→ OBJECTIVE: Repeat every line of the rows below exactly as it appears, leaving out the pictures.

[START OF AVAILABLE DATA]

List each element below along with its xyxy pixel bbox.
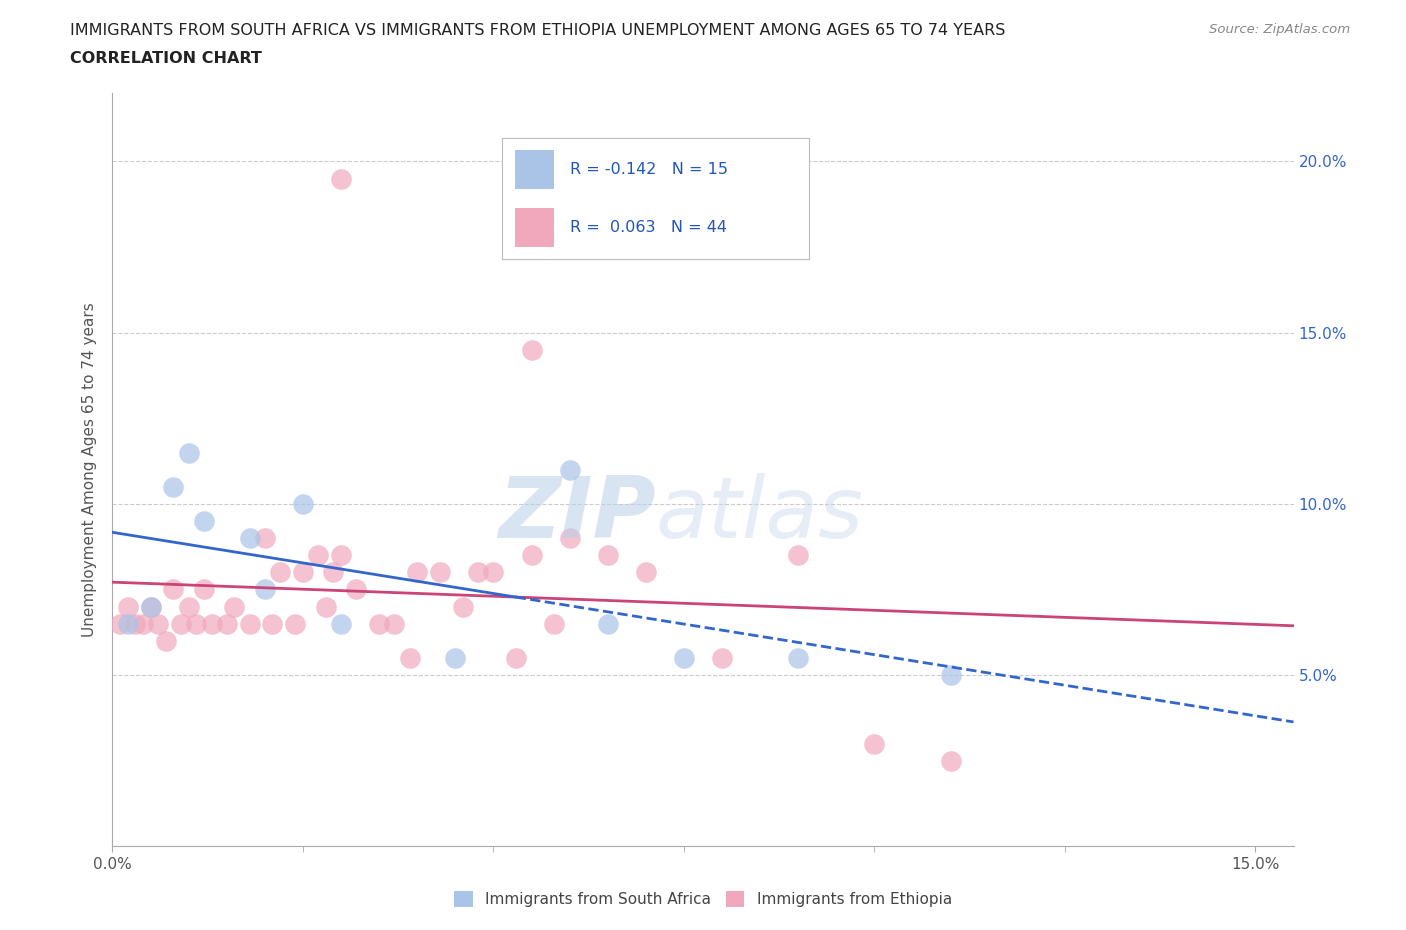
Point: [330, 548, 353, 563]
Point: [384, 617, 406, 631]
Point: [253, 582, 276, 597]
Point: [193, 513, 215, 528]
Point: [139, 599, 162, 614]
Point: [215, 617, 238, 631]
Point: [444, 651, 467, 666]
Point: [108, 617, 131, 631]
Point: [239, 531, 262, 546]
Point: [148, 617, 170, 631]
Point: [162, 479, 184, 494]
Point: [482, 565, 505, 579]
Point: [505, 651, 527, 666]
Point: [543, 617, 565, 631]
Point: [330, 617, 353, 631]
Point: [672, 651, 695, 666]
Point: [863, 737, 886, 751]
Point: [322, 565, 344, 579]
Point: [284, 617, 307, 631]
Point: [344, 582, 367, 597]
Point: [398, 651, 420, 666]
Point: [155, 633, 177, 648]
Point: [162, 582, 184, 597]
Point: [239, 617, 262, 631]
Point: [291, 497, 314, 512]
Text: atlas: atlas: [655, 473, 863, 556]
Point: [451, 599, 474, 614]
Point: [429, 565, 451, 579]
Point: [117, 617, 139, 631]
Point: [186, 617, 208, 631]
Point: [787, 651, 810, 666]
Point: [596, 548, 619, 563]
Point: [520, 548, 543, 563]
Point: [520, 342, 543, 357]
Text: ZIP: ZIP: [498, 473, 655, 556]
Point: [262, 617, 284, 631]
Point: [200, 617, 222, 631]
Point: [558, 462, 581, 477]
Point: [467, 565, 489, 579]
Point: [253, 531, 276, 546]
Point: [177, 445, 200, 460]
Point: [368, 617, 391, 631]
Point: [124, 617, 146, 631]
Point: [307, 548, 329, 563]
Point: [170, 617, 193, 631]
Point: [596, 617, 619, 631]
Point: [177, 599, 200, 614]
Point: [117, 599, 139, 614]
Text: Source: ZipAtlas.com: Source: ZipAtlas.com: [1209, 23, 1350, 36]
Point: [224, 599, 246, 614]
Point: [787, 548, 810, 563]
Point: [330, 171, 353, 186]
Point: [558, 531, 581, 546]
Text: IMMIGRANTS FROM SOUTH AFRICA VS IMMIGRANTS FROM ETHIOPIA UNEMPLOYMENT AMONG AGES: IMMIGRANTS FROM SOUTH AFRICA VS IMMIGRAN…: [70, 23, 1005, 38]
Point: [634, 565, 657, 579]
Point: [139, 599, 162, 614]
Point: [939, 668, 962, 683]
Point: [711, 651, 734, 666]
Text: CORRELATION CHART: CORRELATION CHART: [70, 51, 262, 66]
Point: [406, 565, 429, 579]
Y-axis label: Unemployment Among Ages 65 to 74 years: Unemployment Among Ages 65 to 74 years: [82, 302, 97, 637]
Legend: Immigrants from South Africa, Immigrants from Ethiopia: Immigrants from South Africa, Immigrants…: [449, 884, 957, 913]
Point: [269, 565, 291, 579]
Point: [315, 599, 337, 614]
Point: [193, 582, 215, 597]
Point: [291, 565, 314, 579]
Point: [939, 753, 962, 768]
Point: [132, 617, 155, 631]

[END OF AVAILABLE DATA]

→ SOLUTION FOR THIS TASK:
List each element below along with its xyxy pixel bbox.
Point: [330, 548, 353, 563]
Point: [384, 617, 406, 631]
Point: [253, 582, 276, 597]
Point: [193, 513, 215, 528]
Point: [139, 599, 162, 614]
Point: [215, 617, 238, 631]
Point: [444, 651, 467, 666]
Point: [108, 617, 131, 631]
Point: [239, 531, 262, 546]
Point: [148, 617, 170, 631]
Point: [162, 479, 184, 494]
Point: [482, 565, 505, 579]
Point: [505, 651, 527, 666]
Point: [543, 617, 565, 631]
Point: [330, 617, 353, 631]
Point: [672, 651, 695, 666]
Point: [863, 737, 886, 751]
Point: [322, 565, 344, 579]
Point: [284, 617, 307, 631]
Point: [344, 582, 367, 597]
Point: [398, 651, 420, 666]
Point: [155, 633, 177, 648]
Point: [162, 582, 184, 597]
Point: [239, 617, 262, 631]
Point: [291, 497, 314, 512]
Text: atlas: atlas: [655, 473, 863, 556]
Point: [451, 599, 474, 614]
Point: [429, 565, 451, 579]
Point: [117, 617, 139, 631]
Point: [186, 617, 208, 631]
Point: [787, 651, 810, 666]
Point: [596, 548, 619, 563]
Point: [520, 548, 543, 563]
Point: [520, 342, 543, 357]
Text: ZIP: ZIP: [498, 473, 655, 556]
Point: [262, 617, 284, 631]
Point: [200, 617, 222, 631]
Point: [558, 462, 581, 477]
Point: [467, 565, 489, 579]
Point: [253, 531, 276, 546]
Point: [177, 445, 200, 460]
Point: [368, 617, 391, 631]
Point: [124, 617, 146, 631]
Point: [307, 548, 329, 563]
Point: [170, 617, 193, 631]
Point: [596, 617, 619, 631]
Point: [177, 599, 200, 614]
Point: [117, 599, 139, 614]
Text: Source: ZipAtlas.com: Source: ZipAtlas.com: [1209, 23, 1350, 36]
Point: [224, 599, 246, 614]
Point: [787, 548, 810, 563]
Point: [330, 171, 353, 186]
Point: [558, 531, 581, 546]
Text: IMMIGRANTS FROM SOUTH AFRICA VS IMMIGRANTS FROM ETHIOPIA UNEMPLOYMENT AMONG AGES: IMMIGRANTS FROM SOUTH AFRICA VS IMMIGRAN…: [70, 23, 1005, 38]
Point: [634, 565, 657, 579]
Point: [139, 599, 162, 614]
Point: [939, 668, 962, 683]
Point: [711, 651, 734, 666]
Text: CORRELATION CHART: CORRELATION CHART: [70, 51, 262, 66]
Point: [406, 565, 429, 579]
Y-axis label: Unemployment Among Ages 65 to 74 years: Unemployment Among Ages 65 to 74 years: [82, 302, 97, 637]
Legend: Immigrants from South Africa, Immigrants from Ethiopia: Immigrants from South Africa, Immigrants…: [449, 884, 957, 913]
Point: [269, 565, 291, 579]
Point: [315, 599, 337, 614]
Point: [193, 582, 215, 597]
Point: [291, 565, 314, 579]
Point: [939, 753, 962, 768]
Point: [132, 617, 155, 631]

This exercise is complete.